## [SHORT PROBLEM]
Show every line in the entries below where the word "subtitle" appears.
-- Start --
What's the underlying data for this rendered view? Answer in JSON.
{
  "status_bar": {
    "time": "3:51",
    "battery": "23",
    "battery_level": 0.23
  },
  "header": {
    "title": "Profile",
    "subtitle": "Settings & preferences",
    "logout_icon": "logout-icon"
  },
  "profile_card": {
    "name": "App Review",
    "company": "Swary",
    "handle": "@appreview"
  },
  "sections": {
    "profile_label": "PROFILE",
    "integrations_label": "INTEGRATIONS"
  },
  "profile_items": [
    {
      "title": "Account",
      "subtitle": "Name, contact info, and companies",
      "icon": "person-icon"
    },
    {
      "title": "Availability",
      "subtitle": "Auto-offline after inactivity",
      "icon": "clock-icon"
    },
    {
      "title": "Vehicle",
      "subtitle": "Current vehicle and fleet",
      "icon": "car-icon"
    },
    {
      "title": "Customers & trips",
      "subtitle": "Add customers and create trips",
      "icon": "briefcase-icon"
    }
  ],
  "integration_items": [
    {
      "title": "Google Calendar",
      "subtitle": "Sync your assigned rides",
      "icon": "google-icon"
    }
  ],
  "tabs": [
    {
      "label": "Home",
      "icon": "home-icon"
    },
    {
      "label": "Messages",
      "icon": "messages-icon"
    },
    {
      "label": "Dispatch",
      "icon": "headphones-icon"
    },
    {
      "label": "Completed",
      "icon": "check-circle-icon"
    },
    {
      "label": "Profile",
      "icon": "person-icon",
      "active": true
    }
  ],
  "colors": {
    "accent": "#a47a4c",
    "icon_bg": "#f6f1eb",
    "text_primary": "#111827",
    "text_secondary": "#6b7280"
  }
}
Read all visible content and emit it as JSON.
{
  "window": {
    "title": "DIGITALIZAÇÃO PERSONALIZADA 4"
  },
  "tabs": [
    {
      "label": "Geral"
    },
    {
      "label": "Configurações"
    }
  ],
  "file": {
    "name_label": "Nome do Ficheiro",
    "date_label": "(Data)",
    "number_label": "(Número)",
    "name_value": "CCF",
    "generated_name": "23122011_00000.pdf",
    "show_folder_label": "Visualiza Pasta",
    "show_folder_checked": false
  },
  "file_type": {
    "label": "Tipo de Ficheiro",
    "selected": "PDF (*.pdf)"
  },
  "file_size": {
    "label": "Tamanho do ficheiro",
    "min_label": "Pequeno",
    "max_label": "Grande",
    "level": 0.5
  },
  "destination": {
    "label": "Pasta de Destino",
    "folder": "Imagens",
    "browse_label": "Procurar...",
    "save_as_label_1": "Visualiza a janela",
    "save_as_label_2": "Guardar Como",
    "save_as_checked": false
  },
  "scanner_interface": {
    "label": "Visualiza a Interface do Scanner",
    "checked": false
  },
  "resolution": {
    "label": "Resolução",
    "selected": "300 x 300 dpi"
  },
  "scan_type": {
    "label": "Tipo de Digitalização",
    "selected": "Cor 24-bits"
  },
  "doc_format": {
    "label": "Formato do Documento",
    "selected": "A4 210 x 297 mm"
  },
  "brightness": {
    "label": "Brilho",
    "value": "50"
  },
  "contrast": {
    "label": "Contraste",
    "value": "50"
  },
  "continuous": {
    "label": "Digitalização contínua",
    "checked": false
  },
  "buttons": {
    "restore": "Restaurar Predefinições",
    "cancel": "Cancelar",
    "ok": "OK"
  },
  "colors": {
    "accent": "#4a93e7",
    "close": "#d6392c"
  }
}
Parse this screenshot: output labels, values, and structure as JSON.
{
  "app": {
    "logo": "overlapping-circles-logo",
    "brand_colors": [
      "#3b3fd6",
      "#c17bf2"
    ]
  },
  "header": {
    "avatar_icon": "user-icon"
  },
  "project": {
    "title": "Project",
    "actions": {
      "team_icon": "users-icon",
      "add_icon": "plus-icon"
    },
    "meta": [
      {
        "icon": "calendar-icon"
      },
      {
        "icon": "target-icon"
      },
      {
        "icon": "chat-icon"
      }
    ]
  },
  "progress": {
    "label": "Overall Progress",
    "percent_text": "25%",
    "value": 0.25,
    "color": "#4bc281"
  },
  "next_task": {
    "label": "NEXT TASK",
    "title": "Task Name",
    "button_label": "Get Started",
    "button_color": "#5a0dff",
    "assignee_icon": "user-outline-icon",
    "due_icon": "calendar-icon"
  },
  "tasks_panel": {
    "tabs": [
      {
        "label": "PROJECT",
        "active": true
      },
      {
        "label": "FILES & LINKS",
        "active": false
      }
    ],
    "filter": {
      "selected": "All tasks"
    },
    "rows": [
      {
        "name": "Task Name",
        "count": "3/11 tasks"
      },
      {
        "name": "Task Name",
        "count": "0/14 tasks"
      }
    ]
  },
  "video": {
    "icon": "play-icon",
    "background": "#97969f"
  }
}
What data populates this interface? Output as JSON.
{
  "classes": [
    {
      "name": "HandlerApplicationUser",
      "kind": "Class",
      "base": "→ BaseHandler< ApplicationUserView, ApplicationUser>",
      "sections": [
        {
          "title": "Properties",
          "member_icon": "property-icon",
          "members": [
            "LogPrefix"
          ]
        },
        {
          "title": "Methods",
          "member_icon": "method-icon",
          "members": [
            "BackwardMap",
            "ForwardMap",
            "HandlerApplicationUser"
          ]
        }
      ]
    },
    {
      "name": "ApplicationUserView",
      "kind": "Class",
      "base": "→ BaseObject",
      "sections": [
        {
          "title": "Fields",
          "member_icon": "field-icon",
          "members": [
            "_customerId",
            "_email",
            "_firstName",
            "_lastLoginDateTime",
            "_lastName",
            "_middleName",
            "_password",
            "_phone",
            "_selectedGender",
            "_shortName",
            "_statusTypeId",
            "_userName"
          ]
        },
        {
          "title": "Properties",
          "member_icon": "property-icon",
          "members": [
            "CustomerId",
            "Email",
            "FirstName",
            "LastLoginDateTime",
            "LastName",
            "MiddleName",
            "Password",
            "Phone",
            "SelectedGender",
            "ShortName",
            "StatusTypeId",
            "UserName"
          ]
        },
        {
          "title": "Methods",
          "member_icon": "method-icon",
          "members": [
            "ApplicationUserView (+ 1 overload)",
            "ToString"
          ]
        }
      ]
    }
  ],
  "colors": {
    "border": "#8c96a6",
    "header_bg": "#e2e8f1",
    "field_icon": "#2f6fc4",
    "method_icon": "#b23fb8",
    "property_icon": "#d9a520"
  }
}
-- End --
## [OUTPUT OF THE EXERCISE]
    "subtitle": "Settings & preferences",
      "subtitle": "Name, contact info, and companies",
      "subtitle": "Auto-offline after inactivity",
      "subtitle": "Current vehicle and fleet",
      "subtitle": "Add customers and create trips",
      "subtitle": "Sync your assigned rides",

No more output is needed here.